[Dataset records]
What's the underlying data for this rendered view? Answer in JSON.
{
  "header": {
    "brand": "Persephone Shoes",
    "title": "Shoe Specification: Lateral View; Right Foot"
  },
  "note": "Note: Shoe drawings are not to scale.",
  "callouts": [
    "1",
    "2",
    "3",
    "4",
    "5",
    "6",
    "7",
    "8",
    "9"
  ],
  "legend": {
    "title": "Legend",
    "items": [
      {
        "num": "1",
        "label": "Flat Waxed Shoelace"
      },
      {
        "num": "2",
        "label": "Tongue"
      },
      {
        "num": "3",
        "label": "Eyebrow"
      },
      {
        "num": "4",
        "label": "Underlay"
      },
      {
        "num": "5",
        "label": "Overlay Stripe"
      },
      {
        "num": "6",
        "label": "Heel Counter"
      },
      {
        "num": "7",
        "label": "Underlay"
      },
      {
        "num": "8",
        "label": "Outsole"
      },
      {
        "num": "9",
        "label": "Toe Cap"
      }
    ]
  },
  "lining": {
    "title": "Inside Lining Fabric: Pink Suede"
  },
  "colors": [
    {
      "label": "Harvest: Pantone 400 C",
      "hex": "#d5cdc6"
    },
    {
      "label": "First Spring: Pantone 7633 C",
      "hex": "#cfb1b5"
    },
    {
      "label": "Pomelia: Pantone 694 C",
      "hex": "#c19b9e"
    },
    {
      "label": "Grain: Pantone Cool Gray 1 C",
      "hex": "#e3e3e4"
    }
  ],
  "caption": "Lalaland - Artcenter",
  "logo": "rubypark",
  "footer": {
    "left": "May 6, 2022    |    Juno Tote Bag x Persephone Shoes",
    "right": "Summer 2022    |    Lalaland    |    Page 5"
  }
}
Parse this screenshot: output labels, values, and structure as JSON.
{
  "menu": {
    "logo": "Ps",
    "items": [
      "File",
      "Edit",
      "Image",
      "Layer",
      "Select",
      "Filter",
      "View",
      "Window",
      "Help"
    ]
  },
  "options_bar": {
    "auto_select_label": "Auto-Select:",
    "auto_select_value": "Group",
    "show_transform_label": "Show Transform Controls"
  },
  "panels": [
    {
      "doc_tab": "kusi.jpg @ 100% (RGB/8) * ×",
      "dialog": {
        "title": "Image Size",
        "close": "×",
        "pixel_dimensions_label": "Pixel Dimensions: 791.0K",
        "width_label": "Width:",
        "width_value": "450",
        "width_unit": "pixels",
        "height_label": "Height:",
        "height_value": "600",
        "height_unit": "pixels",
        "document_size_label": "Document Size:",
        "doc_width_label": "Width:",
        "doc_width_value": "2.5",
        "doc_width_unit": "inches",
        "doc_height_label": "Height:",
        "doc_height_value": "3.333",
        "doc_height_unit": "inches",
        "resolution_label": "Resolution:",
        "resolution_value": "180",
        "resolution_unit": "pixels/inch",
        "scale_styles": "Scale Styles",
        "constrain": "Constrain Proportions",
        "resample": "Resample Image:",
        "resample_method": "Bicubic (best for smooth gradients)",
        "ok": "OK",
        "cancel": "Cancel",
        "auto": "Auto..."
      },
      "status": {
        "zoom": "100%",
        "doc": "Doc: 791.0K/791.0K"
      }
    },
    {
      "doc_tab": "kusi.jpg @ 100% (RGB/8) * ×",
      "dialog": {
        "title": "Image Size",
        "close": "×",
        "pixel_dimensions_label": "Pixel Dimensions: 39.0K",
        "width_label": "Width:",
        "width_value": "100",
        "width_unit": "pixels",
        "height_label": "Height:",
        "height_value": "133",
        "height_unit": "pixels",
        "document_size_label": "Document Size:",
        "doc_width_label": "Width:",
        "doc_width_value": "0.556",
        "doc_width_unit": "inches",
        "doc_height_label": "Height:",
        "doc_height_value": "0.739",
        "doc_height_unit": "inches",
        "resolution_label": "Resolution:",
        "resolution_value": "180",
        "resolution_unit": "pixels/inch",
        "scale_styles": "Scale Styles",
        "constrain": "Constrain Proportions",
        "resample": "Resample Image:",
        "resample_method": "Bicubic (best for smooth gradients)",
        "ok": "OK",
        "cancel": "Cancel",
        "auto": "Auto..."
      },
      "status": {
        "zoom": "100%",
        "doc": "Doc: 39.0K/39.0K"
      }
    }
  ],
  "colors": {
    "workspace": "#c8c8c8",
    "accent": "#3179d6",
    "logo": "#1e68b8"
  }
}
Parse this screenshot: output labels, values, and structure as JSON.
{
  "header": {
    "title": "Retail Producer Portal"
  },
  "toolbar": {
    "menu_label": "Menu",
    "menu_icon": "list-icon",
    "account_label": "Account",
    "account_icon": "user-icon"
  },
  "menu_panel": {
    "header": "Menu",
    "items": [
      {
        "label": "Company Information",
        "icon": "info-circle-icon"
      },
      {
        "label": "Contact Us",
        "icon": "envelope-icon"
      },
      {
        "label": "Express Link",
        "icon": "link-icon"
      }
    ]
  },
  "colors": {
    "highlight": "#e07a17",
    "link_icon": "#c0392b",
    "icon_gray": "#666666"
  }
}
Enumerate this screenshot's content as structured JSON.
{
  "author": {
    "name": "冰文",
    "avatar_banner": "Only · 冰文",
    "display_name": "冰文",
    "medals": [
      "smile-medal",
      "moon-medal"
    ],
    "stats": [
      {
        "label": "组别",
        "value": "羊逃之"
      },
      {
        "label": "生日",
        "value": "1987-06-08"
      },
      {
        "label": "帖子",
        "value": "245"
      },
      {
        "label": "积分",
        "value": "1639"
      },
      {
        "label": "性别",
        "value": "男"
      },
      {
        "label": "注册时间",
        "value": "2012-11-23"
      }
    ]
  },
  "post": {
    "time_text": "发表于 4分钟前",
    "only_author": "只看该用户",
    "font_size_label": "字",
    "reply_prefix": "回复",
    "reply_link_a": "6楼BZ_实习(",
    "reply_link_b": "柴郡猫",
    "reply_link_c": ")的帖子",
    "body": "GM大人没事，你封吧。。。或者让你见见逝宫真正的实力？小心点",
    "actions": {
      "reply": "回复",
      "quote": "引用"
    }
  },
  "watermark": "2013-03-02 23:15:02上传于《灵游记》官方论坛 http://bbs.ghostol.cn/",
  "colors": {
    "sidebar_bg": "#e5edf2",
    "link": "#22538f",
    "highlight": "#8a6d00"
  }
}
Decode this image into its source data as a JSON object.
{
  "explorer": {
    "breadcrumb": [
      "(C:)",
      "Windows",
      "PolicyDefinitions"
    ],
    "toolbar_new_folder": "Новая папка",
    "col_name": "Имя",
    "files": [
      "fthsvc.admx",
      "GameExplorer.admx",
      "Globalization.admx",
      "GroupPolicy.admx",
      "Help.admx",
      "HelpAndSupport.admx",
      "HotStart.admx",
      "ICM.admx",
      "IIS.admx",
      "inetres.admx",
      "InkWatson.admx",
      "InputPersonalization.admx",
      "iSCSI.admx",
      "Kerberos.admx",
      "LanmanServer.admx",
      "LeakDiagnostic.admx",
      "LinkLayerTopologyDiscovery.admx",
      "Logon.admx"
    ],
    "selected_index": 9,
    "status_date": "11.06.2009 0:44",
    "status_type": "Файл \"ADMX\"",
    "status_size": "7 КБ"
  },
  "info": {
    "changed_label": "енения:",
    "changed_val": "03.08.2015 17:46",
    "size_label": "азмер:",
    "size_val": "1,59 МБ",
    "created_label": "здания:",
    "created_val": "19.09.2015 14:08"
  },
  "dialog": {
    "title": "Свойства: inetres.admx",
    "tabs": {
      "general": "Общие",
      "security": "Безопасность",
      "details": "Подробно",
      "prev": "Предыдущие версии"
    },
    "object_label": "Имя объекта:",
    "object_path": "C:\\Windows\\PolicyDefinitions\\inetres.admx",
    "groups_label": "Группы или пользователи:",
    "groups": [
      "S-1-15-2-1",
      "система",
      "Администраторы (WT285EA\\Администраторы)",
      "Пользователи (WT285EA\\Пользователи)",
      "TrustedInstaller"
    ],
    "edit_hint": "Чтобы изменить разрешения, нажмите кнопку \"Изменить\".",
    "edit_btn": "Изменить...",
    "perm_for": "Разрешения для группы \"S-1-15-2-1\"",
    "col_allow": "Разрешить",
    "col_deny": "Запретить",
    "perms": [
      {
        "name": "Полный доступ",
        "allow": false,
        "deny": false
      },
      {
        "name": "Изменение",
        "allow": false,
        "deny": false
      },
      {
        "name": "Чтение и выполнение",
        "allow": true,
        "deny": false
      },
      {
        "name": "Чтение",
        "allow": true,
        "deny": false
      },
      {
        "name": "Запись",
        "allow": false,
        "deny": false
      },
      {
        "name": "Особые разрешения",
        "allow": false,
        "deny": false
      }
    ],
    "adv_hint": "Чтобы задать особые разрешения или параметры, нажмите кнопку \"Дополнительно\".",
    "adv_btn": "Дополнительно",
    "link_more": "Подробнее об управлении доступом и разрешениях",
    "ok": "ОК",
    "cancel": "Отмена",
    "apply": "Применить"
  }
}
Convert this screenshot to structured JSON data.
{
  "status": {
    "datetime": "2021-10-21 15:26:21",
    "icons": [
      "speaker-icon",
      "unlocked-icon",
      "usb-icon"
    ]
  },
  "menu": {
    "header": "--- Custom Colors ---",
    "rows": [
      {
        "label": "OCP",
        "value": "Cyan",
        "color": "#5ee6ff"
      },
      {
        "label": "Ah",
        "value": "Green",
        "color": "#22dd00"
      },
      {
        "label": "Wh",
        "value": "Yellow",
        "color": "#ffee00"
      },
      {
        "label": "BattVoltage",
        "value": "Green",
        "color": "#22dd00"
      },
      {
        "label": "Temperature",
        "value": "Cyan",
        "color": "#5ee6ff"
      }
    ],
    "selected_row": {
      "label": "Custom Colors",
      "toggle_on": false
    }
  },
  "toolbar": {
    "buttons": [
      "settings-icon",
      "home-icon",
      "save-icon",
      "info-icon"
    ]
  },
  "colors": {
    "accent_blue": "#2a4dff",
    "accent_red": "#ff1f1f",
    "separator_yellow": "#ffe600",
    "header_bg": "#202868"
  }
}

__Written exercise__. Begin with the line that contains "Convert this screenshot" and end with the last line of the records; set down every line in that span exactly, and nothing else.

__In response__.
Convert this screenshot to structured JSON data.
{
  "status": {
    "datetime": "2021-10-21 15:26:21",
    "icons": [
      "speaker-icon",
      "unlocked-icon",
      "usb-icon"
    ]
  },
  "menu": {
    "header": "--- Custom Colors ---",
    "rows": [
      {
        "label": "OCP",
        "value": "Cyan",
        "color": "#5ee6ff"
      },
      {
        "label": "Ah",
        "value": "Green",
        "color": "#22dd00"
      },
      {
        "label": "Wh",
        "value": "Yellow",
        "color": "#ffee00"
      },
      {
        "label": "BattVoltage",
        "value": "Green",
        "color": "#22dd00"
      },
      {
        "label": "Temperature",
        "value": "Cyan",
        "color": "#5ee6ff"
      }
    ],
    "selected_row": {
      "label": "Custom Colors",
      "toggle_on": false
    }
  },
  "toolbar": {
    "buttons": [
      "settings-icon",
      "home-icon",
      "save-icon",
      "info-icon"
    ]
  },
  "colors": {
    "accent_blue": "#2a4dff",
    "accent_red": "#ff1f1f",
    "separator_yellow": "#ffe600",
    "header_bg": "#202868"
  }
}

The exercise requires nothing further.